* What needs to be done *
Quote, verbatim, all material below, without pictures.

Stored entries
= = =

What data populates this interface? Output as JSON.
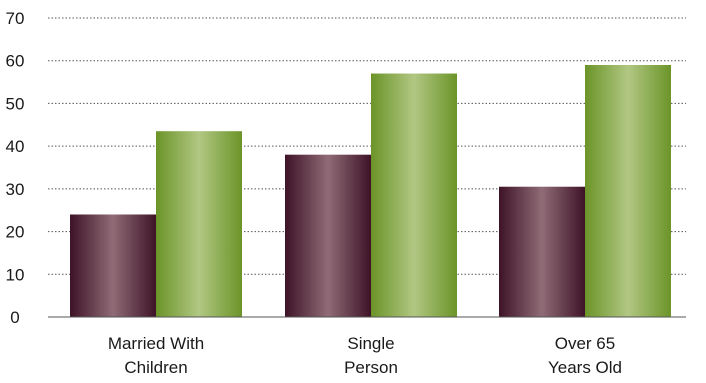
{
  "chart_data": {
    "type": "bar",
    "categories": [
      [
        "Married With",
        "Children"
      ],
      [
        "Single",
        "Person"
      ],
      [
        "Over 65",
        "Years Old"
      ]
    ],
    "series": [
      {
        "values": [
          24,
          38,
          30.5
        ],
        "color": "#6b2a42"
      },
      {
        "values": [
          43.5,
          57,
          59
        ],
        "color": "#7fa63a"
      }
    ],
    "ylim": [
      0,
      70
    ],
    "yticks": [
      "0",
      "10",
      "20",
      "30",
      "40",
      "50",
      "60",
      "70"
    ],
    "grid": true,
    "gridStyle": "dotted",
    "legend": false
  }
}
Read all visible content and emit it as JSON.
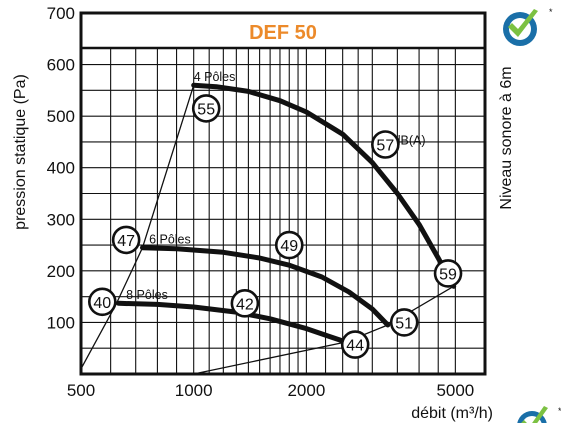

= = =

* Full response *
What data populates this interface? Output as JSON.
{
  "chart_data": {
    "type": "bar",
    "categories": [
      [
        "Married With",
        "Children"
      ],
      [
        "Single",
        "Person"
      ],
      [
        "Over 65",
        "Years Old"
      ]
    ],
    "series": [
      {
        "values": [
          24,
          38,
          30.5
        ],
        "color": "#6b2a42"
      },
      {
        "values": [
          43.5,
          57,
          59
        ],
        "color": "#7fa63a"
      }
    ],
    "ylim": [
      0,
      70
    ],
    "yticks": [
      "0",
      "10",
      "20",
      "30",
      "40",
      "50",
      "60",
      "70"
    ],
    "grid": true,
    "gridStyle": "dotted",
    "legend": false
  }
}
Read all visible content and emit it as JSON.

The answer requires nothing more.